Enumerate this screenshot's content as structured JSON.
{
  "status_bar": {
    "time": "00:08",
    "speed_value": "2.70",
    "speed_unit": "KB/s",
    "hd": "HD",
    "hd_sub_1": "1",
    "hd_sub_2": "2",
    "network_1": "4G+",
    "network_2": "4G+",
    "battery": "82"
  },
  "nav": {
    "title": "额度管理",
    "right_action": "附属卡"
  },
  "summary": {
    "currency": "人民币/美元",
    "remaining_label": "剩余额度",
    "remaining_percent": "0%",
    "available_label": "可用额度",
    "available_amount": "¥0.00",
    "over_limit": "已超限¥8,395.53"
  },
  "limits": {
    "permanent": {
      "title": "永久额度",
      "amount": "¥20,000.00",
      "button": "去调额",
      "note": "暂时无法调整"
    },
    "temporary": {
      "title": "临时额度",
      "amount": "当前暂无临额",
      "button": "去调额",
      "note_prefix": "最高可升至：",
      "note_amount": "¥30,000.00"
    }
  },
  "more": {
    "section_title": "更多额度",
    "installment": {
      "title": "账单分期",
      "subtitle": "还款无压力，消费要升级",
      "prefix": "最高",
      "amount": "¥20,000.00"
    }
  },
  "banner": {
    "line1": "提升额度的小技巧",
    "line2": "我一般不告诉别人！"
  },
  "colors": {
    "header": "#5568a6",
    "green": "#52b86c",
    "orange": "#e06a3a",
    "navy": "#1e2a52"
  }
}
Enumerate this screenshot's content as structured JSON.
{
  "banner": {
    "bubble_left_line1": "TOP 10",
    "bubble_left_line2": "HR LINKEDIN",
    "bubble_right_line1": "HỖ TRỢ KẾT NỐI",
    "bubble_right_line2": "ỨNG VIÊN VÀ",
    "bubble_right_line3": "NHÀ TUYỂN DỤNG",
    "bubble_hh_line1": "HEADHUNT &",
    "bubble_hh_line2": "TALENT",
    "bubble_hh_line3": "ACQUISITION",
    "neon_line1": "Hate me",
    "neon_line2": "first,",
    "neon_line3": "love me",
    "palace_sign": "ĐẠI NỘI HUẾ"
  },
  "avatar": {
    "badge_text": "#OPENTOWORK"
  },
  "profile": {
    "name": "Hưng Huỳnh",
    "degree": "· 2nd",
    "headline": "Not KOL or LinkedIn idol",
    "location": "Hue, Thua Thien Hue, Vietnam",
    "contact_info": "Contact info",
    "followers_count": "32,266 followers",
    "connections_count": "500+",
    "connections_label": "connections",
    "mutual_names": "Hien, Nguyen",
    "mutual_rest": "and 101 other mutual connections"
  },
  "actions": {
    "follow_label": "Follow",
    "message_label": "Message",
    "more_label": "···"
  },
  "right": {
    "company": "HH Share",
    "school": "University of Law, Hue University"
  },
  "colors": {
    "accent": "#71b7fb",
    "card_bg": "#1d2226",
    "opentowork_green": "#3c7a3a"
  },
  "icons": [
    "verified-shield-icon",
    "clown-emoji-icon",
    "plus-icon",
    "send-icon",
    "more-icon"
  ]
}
..........
_Instruction_
Print the complete listing again, exactly as it stands.

_The answer_
Enumerate this screenshot's content as structured JSON.
{
  "status_bar": {
    "time": "00:08",
    "speed_value": "2.70",
    "speed_unit": "KB/s",
    "hd": "HD",
    "hd_sub_1": "1",
    "hd_sub_2": "2",
    "network_1": "4G+",
    "network_2": "4G+",
    "battery": "82"
  },
  "nav": {
    "title": "额度管理",
    "right_action": "附属卡"
  },
  "summary": {
    "currency": "人民币/美元",
    "remaining_label": "剩余额度",
    "remaining_percent": "0%",
    "available_label": "可用额度",
    "available_amount": "¥0.00",
    "over_limit": "已超限¥8,395.53"
  },
  "limits": {
    "permanent": {
      "title": "永久额度",
      "amount": "¥20,000.00",
      "button": "去调额",
      "note": "暂时无法调整"
    },
    "temporary": {
      "title": "临时额度",
      "amount": "当前暂无临额",
      "button": "去调额",
      "note_prefix": "最高可升至：",
      "note_amount": "¥30,000.00"
    }
  },
  "more": {
    "section_title": "更多额度",
    "installment": {
      "title": "账单分期",
      "subtitle": "还款无压力，消费要升级",
      "prefix": "最高",
      "amount": "¥20,000.00"
    }
  },
  "banner": {
    "line1": "提升额度的小技巧",
    "line2": "我一般不告诉别人！"
  },
  "colors": {
    "header": "#5568a6",
    "green": "#52b86c",
    "orange": "#e06a3a",
    "navy": "#1e2a52"
  }
}
Enumerate this screenshot's content as structured JSON.
{
  "banner": {
    "bubble_left_line1": "TOP 10",
    "bubble_left_line2": "HR LINKEDIN",
    "bubble_right_line1": "HỖ TRỢ KẾT NỐI",
    "bubble_right_line2": "ỨNG VIÊN VÀ",
    "bubble_right_line3": "NHÀ TUYỂN DỤNG",
    "bubble_hh_line1": "HEADHUNT &",
    "bubble_hh_line2": "TALENT",
    "bubble_hh_line3": "ACQUISITION",
    "neon_line1": "Hate me",
    "neon_line2": "first,",
    "neon_line3": "love me",
    "palace_sign": "ĐẠI NỘI HUẾ"
  },
  "avatar": {
    "badge_text": "#OPENTOWORK"
  },
  "profile": {
    "name": "Hưng Huỳnh",
    "degree": "· 2nd",
    "headline": "Not KOL or LinkedIn idol",
    "location": "Hue, Thua Thien Hue, Vietnam",
    "contact_info": "Contact info",
    "followers_count": "32,266 followers",
    "connections_count": "500+",
    "connections_label": "connections",
    "mutual_names": "Hien, Nguyen",
    "mutual_rest": "and 101 other mutual connections"
  },
  "actions": {
    "follow_label": "Follow",
    "message_label": "Message",
    "more_label": "···"
  },
  "right": {
    "company": "HH Share",
    "school": "University of Law, Hue University"
  },
  "colors": {
    "accent": "#71b7fb",
    "card_bg": "#1d2226",
    "opentowork_green": "#3c7a3a"
  },
  "icons": [
    "verified-shield-icon",
    "clown-emoji-icon",
    "plus-icon",
    "send-icon",
    "more-icon"
  ]
}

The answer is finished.